**Records provided:**
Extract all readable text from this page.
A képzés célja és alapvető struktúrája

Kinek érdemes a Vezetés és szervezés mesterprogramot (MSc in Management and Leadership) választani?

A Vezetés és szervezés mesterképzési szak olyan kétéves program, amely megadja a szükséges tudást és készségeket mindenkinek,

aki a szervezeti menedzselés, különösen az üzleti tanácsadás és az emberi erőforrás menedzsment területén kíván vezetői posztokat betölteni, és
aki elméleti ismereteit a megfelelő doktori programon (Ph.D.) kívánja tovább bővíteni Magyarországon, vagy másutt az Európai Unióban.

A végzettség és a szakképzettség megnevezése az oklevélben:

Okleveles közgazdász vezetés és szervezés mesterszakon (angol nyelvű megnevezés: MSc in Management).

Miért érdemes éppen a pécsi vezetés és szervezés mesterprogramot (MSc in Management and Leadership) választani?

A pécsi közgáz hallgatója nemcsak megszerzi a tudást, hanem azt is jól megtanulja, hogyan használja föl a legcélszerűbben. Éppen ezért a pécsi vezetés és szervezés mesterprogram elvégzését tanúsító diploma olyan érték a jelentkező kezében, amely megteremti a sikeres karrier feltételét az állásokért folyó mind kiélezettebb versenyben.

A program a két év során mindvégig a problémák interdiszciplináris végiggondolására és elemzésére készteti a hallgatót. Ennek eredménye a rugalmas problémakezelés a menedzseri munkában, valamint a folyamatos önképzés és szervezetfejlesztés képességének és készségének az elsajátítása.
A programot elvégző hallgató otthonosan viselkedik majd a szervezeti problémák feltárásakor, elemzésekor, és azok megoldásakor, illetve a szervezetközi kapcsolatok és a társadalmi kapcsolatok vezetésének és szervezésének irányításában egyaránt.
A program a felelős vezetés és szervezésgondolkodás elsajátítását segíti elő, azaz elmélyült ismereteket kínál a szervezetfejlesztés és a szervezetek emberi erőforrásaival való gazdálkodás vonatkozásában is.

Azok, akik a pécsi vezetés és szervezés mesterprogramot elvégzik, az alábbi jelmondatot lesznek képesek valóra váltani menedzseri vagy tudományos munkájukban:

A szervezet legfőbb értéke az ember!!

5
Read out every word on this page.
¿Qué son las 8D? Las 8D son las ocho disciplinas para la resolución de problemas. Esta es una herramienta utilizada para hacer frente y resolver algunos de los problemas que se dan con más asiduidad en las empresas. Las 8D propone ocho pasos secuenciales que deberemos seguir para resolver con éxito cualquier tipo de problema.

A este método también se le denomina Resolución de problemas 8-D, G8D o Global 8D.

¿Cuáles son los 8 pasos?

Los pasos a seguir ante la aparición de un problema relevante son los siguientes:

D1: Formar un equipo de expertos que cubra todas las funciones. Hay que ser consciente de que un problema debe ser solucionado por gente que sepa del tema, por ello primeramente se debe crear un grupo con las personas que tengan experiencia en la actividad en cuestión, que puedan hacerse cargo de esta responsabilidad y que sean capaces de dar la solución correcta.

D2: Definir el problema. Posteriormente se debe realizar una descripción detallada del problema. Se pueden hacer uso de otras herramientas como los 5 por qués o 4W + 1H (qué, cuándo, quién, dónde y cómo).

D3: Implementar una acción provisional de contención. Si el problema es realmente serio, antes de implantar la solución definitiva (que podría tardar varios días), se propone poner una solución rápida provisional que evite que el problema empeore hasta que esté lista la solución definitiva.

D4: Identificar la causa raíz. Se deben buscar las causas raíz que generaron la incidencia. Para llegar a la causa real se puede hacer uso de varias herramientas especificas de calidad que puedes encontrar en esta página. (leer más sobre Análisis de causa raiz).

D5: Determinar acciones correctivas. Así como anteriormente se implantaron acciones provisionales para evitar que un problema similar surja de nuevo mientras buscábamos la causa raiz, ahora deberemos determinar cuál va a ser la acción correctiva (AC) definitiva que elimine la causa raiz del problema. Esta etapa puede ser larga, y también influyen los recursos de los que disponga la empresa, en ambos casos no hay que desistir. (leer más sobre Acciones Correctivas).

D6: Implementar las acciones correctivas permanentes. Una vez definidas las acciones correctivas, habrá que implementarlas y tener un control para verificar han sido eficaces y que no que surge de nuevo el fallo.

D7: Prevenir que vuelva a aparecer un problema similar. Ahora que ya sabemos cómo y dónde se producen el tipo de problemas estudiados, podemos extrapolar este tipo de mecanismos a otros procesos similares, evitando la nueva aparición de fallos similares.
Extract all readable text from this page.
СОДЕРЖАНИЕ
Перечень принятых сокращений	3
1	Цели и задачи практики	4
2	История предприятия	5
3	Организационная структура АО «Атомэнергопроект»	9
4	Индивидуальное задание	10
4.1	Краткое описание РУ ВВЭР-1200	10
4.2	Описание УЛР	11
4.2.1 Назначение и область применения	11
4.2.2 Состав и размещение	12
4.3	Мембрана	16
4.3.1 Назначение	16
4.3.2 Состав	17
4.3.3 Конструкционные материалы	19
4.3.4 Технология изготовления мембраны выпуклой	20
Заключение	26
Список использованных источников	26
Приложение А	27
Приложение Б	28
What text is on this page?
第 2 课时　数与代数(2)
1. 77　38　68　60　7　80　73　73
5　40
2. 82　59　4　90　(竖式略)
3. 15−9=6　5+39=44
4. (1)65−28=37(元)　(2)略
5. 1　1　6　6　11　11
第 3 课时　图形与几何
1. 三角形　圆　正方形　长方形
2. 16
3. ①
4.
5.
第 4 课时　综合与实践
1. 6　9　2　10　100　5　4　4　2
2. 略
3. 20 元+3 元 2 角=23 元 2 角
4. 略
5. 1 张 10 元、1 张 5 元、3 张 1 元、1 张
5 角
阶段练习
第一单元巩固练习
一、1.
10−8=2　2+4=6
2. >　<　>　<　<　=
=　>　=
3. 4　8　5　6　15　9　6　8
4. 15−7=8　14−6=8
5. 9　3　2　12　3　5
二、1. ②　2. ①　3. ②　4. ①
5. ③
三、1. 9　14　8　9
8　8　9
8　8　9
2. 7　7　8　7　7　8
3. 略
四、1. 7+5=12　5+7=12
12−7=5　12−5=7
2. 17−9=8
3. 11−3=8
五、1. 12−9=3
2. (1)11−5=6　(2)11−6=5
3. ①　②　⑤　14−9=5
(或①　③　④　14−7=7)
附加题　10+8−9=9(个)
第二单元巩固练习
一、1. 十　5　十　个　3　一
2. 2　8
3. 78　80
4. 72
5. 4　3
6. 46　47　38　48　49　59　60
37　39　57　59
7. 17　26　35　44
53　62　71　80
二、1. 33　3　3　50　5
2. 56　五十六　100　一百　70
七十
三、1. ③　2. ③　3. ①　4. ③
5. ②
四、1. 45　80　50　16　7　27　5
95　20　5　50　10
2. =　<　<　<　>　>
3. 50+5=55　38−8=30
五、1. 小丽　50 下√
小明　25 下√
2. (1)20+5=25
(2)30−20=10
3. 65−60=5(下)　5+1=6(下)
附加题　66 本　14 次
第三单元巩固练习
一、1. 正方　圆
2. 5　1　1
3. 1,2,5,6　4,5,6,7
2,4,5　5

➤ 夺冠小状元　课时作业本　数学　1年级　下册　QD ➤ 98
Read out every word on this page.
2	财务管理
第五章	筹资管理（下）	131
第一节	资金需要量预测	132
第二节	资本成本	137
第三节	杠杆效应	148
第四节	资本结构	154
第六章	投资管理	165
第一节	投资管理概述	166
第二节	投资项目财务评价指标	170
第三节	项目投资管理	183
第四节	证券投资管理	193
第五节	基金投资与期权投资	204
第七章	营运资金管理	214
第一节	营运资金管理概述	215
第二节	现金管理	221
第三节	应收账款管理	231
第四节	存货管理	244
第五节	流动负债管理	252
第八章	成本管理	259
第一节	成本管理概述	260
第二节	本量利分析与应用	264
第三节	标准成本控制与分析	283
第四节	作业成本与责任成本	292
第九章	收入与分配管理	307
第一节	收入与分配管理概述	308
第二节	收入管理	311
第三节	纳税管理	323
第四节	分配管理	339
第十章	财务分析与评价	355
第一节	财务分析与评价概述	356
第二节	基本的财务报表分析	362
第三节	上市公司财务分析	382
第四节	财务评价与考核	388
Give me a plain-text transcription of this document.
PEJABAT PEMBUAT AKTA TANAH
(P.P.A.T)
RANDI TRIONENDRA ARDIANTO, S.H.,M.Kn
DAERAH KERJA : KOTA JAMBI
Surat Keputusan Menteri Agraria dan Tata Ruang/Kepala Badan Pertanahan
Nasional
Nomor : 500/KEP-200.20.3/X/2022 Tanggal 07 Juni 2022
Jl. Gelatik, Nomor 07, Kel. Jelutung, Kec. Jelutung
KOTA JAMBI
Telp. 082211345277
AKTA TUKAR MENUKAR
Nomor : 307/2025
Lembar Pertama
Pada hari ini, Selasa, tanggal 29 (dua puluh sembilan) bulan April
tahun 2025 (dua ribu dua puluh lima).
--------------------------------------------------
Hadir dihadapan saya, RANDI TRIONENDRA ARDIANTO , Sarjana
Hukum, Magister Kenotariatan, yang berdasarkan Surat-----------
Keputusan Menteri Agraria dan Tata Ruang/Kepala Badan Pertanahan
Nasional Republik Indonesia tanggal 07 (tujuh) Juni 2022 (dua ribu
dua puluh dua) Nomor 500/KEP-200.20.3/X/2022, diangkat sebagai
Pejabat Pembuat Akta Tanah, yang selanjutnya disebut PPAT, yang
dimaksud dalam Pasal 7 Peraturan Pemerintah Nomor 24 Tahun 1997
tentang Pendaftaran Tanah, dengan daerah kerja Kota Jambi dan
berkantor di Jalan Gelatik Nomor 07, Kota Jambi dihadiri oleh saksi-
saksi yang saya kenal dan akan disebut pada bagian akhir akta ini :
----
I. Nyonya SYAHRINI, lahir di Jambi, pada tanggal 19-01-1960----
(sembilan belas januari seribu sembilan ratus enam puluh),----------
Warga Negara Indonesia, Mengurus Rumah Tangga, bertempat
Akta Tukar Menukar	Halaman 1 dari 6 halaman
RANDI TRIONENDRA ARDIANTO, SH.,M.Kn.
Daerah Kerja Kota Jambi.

**Objective:** From the data above, pick out each line containing "Ruang" and copy it.

**The answer:**
Surat Keputusan Menteri Agraria dan Tata Ruang/Kepala Badan Pertanahan
Keputusan Menteri Agraria dan Tata Ruang/Kepala Badan Pertanahan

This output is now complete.